#### [SHORT PROBLEM]
Examine each line of the data. Copy those that contain the string "points".

Collected data:
------------------------------------
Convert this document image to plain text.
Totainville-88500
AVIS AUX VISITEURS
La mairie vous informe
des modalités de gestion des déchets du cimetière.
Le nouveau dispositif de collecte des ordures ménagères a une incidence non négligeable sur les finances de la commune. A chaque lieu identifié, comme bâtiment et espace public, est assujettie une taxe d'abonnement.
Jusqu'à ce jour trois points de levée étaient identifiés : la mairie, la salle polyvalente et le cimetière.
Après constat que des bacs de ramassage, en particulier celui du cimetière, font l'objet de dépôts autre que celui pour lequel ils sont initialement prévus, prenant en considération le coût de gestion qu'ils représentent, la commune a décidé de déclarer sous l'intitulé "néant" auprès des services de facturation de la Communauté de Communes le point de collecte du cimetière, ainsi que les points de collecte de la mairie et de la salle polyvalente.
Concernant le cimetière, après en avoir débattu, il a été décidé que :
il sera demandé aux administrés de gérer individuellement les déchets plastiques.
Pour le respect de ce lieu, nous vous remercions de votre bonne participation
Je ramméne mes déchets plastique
------------------------------------
#### [TASK OUTPUT]
Jusqu'à ce jour trois points de levée étaient identifiés : la mairie, la salle polyvalente et le cimetière.
Après constat que des bacs de ramassage, en particulier celui du cimetière, font l'objet de dépôts autre que celui pour lequel ils sont initialement prévus, prenant en considération le coût de gestion qu'ils représentent, la commune a décidé de déclarer sous l'intitulé "néant" auprès des services de facturation de la Communauté de Communes le point de collecte du cimetière, ainsi que les points de collecte de la mairie et de la salle polyvalente.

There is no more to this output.